**What to do**. Write out the data below exactly as given, without any of its pictures.

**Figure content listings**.

╭──

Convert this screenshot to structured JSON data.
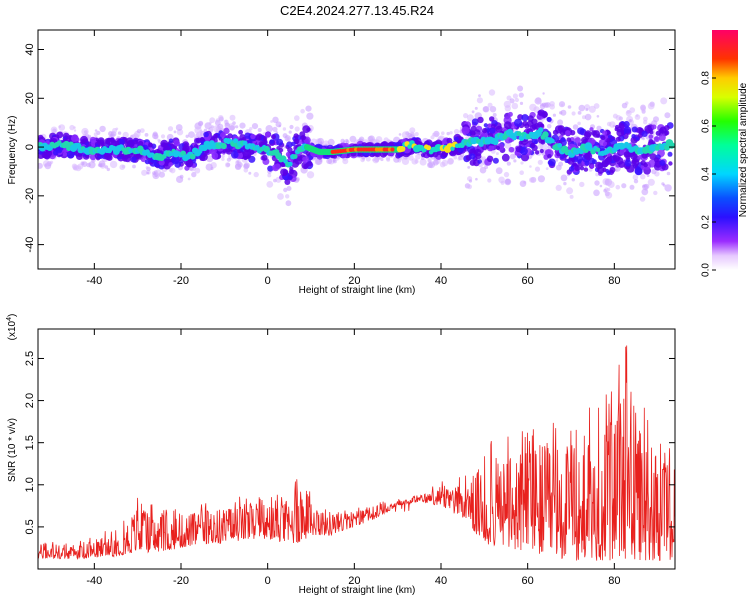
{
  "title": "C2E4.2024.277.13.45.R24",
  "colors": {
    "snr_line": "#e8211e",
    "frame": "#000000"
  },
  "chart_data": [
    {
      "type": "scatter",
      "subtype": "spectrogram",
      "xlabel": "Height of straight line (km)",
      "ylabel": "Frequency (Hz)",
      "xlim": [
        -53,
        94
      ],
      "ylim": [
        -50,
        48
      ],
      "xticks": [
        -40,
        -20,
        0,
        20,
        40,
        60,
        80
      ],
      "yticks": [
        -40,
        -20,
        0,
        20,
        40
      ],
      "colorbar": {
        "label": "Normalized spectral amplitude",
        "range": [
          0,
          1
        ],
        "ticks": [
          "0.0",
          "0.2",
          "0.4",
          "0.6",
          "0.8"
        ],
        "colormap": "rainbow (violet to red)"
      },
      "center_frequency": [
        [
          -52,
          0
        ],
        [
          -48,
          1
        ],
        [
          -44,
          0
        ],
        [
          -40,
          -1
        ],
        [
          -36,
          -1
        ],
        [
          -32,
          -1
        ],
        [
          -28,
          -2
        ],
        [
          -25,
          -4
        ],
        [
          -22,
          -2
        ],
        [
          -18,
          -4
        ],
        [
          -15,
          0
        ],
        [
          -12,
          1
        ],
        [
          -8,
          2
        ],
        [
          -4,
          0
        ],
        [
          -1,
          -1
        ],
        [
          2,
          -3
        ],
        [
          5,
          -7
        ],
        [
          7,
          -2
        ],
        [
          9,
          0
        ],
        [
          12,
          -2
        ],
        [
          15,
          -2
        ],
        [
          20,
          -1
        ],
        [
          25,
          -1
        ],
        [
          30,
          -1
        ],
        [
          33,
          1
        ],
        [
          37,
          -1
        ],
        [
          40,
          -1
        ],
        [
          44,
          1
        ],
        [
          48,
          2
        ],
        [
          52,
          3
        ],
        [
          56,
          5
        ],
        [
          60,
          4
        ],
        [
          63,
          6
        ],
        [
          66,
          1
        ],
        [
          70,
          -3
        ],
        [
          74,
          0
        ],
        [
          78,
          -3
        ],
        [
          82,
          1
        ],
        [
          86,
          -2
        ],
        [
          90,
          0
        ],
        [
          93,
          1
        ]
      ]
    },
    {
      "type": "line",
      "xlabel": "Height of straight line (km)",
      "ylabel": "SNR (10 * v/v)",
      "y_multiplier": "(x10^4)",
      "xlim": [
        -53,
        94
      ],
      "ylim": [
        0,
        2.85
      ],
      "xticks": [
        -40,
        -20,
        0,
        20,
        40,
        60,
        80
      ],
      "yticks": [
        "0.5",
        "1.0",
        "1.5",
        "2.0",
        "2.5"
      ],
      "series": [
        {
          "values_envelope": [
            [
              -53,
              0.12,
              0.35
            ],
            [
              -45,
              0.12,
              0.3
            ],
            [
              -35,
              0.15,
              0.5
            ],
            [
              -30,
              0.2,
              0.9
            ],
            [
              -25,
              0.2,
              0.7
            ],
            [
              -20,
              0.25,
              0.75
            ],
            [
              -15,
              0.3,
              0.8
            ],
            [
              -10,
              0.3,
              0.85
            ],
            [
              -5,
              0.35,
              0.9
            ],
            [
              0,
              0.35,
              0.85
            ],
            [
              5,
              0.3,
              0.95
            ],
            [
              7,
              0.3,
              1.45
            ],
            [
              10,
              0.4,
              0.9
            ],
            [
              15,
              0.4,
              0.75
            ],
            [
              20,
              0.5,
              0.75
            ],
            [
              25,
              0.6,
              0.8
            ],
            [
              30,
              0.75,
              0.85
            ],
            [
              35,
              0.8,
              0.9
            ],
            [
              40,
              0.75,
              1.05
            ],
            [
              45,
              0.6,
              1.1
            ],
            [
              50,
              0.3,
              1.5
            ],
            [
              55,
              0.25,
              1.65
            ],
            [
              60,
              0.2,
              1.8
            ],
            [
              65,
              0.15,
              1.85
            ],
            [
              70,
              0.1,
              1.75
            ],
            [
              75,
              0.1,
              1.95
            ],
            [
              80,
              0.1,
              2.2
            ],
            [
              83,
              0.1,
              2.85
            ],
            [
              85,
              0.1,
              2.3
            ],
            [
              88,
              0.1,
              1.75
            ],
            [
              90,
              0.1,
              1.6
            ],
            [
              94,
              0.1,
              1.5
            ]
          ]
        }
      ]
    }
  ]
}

╰──

**Output for this task**.
Convert this screenshot to structured JSON data.
{
  "title": "C2E4.2024.277.13.45.R24",
  "colors": {
    "snr_line": "#e8211e",
    "frame": "#000000"
  },
  "chart_data": [
    {
      "type": "scatter",
      "subtype": "spectrogram",
      "xlabel": "Height of straight line (km)",
      "ylabel": "Frequency (Hz)",
      "xlim": [
        -53,
        94
      ],
      "ylim": [
        -50,
        48
      ],
      "xticks": [
        -40,
        -20,
        0,
        20,
        40,
        60,
        80
      ],
      "yticks": [
        -40,
        -20,
        0,
        20,
        40
      ],
      "colorbar": {
        "label": "Normalized spectral amplitude",
        "range": [
          0,
          1
        ],
        "ticks": [
          "0.0",
          "0.2",
          "0.4",
          "0.6",
          "0.8"
        ],
        "colormap": "rainbow (violet to red)"
      },
      "center_frequency": [
        [
          -52,
          0
        ],
        [
          -48,
          1
        ],
        [
          -44,
          0
        ],
        [
          -40,
          -1
        ],
        [
          -36,
          -1
        ],
        [
          -32,
          -1
        ],
        [
          -28,
          -2
        ],
        [
          -25,
          -4
        ],
        [
          -22,
          -2
        ],
        [
          -18,
          -4
        ],
        [
          -15,
          0
        ],
        [
          -12,
          1
        ],
        [
          -8,
          2
        ],
        [
          -4,
          0
        ],
        [
          -1,
          -1
        ],
        [
          2,
          -3
        ],
        [
          5,
          -7
        ],
        [
          7,
          -2
        ],
        [
          9,
          0
        ],
        [
          12,
          -2
        ],
        [
          15,
          -2
        ],
        [
          20,
          -1
        ],
        [
          25,
          -1
        ],
        [
          30,
          -1
        ],
        [
          33,
          1
        ],
        [
          37,
          -1
        ],
        [
          40,
          -1
        ],
        [
          44,
          1
        ],
        [
          48,
          2
        ],
        [
          52,
          3
        ],
        [
          56,
          5
        ],
        [
          60,
          4
        ],
        [
          63,
          6
        ],
        [
          66,
          1
        ],
        [
          70,
          -3
        ],
        [
          74,
          0
        ],
        [
          78,
          -3
        ],
        [
          82,
          1
        ],
        [
          86,
          -2
        ],
        [
          90,
          0
        ],
        [
          93,
          1
        ]
      ]
    },
    {
      "type": "line",
      "xlabel": "Height of straight line (km)",
      "ylabel": "SNR (10 * v/v)",
      "y_multiplier": "(x10^4)",
      "xlim": [
        -53,
        94
      ],
      "ylim": [
        0,
        2.85
      ],
      "xticks": [
        -40,
        -20,
        0,
        20,
        40,
        60,
        80
      ],
      "yticks": [
        "0.5",
        "1.0",
        "1.5",
        "2.0",
        "2.5"
      ],
      "series": [
        {
          "values_envelope": [
            [
              -53,
              0.12,
              0.35
            ],
            [
              -45,
              0.12,
              0.3
            ],
            [
              -35,
              0.15,
              0.5
            ],
            [
              -30,
              0.2,
              0.9
            ],
            [
              -25,
              0.2,
              0.7
            ],
            [
              -20,
              0.25,
              0.75
            ],
            [
              -15,
              0.3,
              0.8
            ],
            [
              -10,
              0.3,
              0.85
            ],
            [
              -5,
              0.35,
              0.9
            ],
            [
              0,
              0.35,
              0.85
            ],
            [
              5,
              0.3,
              0.95
            ],
            [
              7,
              0.3,
              1.45
            ],
            [
              10,
              0.4,
              0.9
            ],
            [
              15,
              0.4,
              0.75
            ],
            [
              20,
              0.5,
              0.75
            ],
            [
              25,
              0.6,
              0.8
            ],
            [
              30,
              0.75,
              0.85
            ],
            [
              35,
              0.8,
              0.9
            ],
            [
              40,
              0.75,
              1.05
            ],
            [
              45,
              0.6,
              1.1
            ],
            [
              50,
              0.3,
              1.5
            ],
            [
              55,
              0.25,
              1.65
            ],
            [
              60,
              0.2,
              1.8
            ],
            [
              65,
              0.15,
              1.85
            ],
            [
              70,
              0.1,
              1.75
            ],
            [
              75,
              0.1,
              1.95
            ],
            [
              80,
              0.1,
              2.2
            ],
            [
              83,
              0.1,
              2.85
            ],
            [
              85,
              0.1,
              2.3
            ],
            [
              88,
              0.1,
              1.75
            ],
            [
              90,
              0.1,
              1.6
            ],
            [
              94,
              0.1,
              1.5
            ]
          ]
        }
      ]
    }
  ]
}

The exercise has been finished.